■ **AIM**
Gather and copy in full each row below that contains the string "tiempo". Case counts.

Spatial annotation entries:

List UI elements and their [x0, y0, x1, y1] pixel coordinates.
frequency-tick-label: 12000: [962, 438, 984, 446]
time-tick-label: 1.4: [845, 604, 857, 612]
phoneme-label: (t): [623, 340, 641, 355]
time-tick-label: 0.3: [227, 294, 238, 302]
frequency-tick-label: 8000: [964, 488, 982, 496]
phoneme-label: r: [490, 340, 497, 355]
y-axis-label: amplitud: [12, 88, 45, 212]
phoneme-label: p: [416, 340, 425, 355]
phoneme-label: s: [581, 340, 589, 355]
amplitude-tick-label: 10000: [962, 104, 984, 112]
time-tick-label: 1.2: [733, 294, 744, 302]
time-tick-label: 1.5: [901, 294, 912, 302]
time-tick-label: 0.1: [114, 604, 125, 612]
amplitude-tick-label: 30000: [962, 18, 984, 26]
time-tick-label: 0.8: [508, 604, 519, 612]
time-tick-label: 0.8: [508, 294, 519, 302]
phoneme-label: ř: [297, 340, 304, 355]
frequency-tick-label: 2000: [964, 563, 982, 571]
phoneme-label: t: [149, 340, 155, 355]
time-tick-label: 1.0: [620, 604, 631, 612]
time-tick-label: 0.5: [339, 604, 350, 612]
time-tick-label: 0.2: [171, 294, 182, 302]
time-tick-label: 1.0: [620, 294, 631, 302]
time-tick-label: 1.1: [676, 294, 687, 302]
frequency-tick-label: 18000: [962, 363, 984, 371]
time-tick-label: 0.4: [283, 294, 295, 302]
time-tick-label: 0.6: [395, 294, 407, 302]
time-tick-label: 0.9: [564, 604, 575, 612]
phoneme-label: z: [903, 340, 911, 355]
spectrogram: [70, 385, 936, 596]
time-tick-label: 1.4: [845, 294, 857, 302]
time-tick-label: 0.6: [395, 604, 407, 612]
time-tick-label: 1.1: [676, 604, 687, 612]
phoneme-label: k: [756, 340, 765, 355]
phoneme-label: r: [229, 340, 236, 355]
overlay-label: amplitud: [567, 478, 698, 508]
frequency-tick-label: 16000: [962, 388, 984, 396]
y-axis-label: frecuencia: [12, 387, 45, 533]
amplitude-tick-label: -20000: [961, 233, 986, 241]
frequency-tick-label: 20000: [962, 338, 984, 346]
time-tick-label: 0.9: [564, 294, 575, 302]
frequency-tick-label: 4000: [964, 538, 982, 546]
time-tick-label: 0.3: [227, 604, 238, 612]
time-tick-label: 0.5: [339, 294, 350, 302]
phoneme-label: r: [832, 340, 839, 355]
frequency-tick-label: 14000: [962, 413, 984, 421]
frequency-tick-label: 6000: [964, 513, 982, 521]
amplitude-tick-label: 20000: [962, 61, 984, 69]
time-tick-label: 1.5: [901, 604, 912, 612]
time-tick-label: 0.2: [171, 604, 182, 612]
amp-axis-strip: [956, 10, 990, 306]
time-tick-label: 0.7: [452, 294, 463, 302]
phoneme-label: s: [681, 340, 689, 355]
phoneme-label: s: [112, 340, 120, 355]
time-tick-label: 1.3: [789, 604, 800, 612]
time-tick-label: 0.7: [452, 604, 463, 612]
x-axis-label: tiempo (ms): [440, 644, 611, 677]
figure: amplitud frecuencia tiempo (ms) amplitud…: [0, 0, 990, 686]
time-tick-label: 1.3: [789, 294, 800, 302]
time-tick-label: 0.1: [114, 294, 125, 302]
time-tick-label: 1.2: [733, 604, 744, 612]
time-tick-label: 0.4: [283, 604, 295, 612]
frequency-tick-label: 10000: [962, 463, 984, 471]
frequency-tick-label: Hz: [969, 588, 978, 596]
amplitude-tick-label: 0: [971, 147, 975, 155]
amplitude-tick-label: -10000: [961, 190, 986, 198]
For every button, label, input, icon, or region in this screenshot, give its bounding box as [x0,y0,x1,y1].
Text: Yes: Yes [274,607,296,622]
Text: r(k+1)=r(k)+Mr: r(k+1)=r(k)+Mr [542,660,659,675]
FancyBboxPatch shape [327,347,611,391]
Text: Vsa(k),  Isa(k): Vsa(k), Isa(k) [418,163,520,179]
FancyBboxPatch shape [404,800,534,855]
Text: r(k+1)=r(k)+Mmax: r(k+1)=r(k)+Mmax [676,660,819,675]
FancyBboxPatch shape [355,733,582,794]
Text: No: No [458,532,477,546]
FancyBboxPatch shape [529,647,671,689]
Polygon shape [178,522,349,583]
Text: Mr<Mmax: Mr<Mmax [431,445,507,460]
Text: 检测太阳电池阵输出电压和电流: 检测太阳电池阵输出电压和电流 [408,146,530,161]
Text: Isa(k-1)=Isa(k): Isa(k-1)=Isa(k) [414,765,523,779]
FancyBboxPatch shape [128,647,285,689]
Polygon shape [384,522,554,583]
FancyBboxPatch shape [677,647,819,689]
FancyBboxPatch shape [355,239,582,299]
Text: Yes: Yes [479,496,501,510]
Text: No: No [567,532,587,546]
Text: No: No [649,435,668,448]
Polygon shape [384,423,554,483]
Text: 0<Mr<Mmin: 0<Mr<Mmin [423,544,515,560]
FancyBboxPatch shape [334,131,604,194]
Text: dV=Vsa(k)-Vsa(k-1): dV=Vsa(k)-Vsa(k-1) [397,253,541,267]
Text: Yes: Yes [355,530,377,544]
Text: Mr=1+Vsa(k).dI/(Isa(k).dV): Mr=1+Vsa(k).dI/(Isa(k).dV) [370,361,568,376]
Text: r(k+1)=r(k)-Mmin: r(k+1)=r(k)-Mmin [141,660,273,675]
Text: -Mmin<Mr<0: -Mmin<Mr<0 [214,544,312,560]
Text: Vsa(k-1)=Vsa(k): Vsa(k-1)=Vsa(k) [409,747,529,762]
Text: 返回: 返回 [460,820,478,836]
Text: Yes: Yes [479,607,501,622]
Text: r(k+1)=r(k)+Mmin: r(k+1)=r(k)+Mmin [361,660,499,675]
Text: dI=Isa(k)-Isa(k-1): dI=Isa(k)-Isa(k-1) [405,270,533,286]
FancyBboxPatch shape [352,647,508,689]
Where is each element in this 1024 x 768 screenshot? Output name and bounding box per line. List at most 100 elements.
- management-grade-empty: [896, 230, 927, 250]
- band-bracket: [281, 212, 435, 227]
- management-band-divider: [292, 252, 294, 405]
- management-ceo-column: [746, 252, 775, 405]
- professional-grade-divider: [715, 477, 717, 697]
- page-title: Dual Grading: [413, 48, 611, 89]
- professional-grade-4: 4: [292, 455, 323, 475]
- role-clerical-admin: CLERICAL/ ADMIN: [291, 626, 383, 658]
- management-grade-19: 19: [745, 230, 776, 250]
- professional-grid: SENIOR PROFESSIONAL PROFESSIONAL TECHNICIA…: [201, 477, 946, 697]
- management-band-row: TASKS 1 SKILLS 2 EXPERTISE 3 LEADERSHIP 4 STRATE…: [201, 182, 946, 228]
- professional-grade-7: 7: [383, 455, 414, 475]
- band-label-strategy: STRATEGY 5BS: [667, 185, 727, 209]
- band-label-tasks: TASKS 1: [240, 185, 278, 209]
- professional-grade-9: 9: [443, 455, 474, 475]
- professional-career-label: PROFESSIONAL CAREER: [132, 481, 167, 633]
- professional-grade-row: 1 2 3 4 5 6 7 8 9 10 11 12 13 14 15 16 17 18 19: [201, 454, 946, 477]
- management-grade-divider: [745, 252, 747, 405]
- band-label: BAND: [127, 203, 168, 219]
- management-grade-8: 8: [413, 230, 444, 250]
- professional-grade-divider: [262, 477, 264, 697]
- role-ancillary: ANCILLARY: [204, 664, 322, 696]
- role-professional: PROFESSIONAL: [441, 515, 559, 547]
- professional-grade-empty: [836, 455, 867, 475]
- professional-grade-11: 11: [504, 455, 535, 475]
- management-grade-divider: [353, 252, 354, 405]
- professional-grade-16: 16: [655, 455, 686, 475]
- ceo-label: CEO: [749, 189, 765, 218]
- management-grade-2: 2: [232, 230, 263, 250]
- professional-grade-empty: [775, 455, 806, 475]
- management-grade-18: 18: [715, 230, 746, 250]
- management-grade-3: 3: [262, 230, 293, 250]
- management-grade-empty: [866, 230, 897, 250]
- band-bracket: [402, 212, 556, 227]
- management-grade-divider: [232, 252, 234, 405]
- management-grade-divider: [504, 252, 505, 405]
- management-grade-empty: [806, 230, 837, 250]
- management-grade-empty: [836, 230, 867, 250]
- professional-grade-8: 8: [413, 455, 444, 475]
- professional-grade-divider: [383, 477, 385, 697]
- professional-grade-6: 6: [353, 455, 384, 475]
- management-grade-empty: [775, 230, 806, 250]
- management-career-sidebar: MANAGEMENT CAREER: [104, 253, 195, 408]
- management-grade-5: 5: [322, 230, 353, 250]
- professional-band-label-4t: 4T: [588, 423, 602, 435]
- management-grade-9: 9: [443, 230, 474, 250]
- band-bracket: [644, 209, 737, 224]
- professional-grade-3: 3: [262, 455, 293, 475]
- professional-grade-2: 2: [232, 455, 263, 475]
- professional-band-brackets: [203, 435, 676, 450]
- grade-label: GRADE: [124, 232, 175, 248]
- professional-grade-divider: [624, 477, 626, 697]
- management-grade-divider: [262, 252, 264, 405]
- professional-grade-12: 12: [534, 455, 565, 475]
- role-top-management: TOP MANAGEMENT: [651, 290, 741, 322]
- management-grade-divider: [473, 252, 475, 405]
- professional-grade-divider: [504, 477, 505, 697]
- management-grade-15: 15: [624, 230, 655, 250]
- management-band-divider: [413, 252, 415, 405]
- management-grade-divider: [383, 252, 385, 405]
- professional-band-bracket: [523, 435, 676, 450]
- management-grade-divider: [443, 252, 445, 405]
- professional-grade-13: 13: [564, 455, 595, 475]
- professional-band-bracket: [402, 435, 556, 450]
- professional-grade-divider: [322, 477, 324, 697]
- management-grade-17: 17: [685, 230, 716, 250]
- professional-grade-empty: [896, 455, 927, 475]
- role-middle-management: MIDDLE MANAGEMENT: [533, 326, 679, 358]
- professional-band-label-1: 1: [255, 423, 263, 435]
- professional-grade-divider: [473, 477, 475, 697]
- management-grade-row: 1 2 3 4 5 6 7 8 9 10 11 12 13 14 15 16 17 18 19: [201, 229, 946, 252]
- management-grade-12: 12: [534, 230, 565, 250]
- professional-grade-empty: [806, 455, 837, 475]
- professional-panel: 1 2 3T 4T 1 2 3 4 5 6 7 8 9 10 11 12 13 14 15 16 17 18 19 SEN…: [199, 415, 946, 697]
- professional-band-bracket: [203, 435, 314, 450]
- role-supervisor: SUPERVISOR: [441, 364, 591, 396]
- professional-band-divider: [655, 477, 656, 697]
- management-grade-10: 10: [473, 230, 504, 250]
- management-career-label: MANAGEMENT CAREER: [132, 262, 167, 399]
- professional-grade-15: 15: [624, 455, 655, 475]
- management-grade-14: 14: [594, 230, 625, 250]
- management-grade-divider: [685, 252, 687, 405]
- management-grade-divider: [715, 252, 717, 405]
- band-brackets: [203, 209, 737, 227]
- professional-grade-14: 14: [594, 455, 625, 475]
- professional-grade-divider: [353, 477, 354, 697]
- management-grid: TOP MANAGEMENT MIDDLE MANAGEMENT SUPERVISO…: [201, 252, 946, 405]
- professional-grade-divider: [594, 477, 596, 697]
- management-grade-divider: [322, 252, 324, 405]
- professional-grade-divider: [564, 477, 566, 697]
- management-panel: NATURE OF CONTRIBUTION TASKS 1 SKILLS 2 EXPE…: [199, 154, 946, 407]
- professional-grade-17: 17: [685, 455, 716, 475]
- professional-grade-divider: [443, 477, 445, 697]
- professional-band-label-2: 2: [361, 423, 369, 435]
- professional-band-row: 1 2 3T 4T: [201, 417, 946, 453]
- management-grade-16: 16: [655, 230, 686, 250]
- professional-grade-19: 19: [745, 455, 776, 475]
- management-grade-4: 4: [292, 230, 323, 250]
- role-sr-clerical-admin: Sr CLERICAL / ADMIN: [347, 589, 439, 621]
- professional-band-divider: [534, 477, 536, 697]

■ **EXERCISE SOLUTION**
x-axis-label: tiempo (ms): [440, 644, 611, 677]
figure: amplitud frecuencia tiempo (ms) amplitud…: [0, 0, 990, 686]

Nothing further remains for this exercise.